| Passage |
14 Jan 2018

Could supercharged drugs fight the superbugs?

From Up This Way, 8:15 am on 14 January 2018

Antibiotic resistance could leave humanity returning to an age when simple infections were fatal and surgery was life threatening, the World Health Organisation says.

'Superbugs', resistant to antibiotics, cause 700,000 deaths a year, a number expected to rise much further in the years to come.

Before antibiotics were invented, 40 percent of people used to die of infections.

Human neutrophil ingesting Methicillin-resistant Staphylococcus aureus (MRSA), a bacteria that is resistant to many antibiotics.

Human neutrophil ingesting Methicillin-resistant Staphylococcus aureus (MRSA), a bacteria that is resistant to many antibiotics. Photo: National Institutes of Health (NIH)

The problem is we are not adding to our armoury – very few antibiotics have been brought to market in the last 30 years.

So a research team from the University of Queensland decided to find a way to tackle the problem. And rather than looking at new drugs, they looked at existing ones.

They developed a method of supercharging an old drug to make a meaner antibiotic, capable of taking on the superbugs.

The team was led by Dr Mark Blaskovich, who says the research could revitalise other drugs.

| Listed records |
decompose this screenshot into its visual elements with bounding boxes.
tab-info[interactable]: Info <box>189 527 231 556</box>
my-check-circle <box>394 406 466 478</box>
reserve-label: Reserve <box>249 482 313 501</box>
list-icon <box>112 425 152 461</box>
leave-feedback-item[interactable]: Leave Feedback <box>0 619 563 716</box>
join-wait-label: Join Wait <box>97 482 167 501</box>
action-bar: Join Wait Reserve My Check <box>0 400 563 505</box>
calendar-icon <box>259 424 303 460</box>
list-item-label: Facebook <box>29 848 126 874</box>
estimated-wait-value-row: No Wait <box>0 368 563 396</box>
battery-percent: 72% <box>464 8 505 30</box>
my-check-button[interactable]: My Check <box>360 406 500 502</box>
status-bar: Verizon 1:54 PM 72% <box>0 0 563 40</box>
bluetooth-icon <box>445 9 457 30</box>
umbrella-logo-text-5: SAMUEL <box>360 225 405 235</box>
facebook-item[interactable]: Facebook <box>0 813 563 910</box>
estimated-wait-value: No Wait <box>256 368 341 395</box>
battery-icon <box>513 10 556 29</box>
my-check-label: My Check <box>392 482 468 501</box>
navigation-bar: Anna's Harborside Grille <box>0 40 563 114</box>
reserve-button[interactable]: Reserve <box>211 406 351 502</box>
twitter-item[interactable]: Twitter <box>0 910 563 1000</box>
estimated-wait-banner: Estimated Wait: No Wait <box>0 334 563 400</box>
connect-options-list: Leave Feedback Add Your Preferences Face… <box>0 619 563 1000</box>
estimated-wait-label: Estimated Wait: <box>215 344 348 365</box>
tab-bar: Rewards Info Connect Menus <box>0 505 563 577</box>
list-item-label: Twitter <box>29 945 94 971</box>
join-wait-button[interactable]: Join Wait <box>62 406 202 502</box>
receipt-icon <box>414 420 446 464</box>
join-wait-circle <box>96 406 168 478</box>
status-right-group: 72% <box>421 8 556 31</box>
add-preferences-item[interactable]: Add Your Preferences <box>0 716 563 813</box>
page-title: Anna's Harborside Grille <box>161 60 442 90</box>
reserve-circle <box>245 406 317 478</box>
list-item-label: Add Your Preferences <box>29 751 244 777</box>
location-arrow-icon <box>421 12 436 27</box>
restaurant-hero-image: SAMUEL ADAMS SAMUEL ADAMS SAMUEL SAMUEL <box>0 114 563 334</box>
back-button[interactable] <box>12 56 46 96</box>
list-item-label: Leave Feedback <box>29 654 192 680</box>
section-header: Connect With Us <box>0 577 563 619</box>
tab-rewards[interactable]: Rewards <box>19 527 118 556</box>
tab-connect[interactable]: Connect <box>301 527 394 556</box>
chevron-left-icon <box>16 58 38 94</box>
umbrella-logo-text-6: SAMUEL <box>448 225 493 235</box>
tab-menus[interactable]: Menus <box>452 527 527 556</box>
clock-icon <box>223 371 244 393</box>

| Work instructions |
**A.** Answer these questions about the superbug article:
(i) How many deaths a year do superbugs cause?
(ii) What percentage of people used to die of infections before antibiotics were invented?
(iii) Who led the University of Queensland research team?
**B.** Could you carry on the superbug article from where it stops?

| Exercise responses |
**A.**
(i) 700,000
(ii) 40 percent
(iii) Dr Mark Blaskovich

**B.**
He says the problem is not new.

“Every single antibiotic introduced into human use, generally within a couple of years, sometimes longer, resistance has been detected.

“But in the past we were able to develop new antibiotics fast enough to stay ahead of the bacteria developing resistance.”

Big pharma isn’t making them he says, and for sound economic reasons.

It costs the same for a pharmaceutical to bring an antibiotic to market as it does a cholesterol-lowering or anti-cancer drug.

“With a cholesterol-lowering drug you have many, many patients that have to take it for the rest of their lives, as it’s treating a condition not curing it. 

“For an anti-cancer drug, the market can charge $100,000 per treatment.”

By comparison an antibiotic sells for pennies and is used for a short period of time.

“You take a two-week course and you’re cured, you don’t have the disease or infection anymore.”

With so many generic antibiotics available that often will do the job, the market won’t allow for an antibiotic with a premium attached.

“For some reason they are incredibly undervalued.”

Blaskovich and his team have been looking at revamping a drug first introduced in the 1950s.

Vancomycin was found in the 1970s to be effective against golden staph infections - one of the few antibiotics that were - but gradually its efficacy has waned.

Dr Mark Blaskovich

Dr Mark Blaskovich Photo: Supplied

Vancomycin works by targeting the cell wall structure which surrounds the bacteria and keeps it intact. The drug stops the cell wall from growing, causing the bacteria to eventually rupture.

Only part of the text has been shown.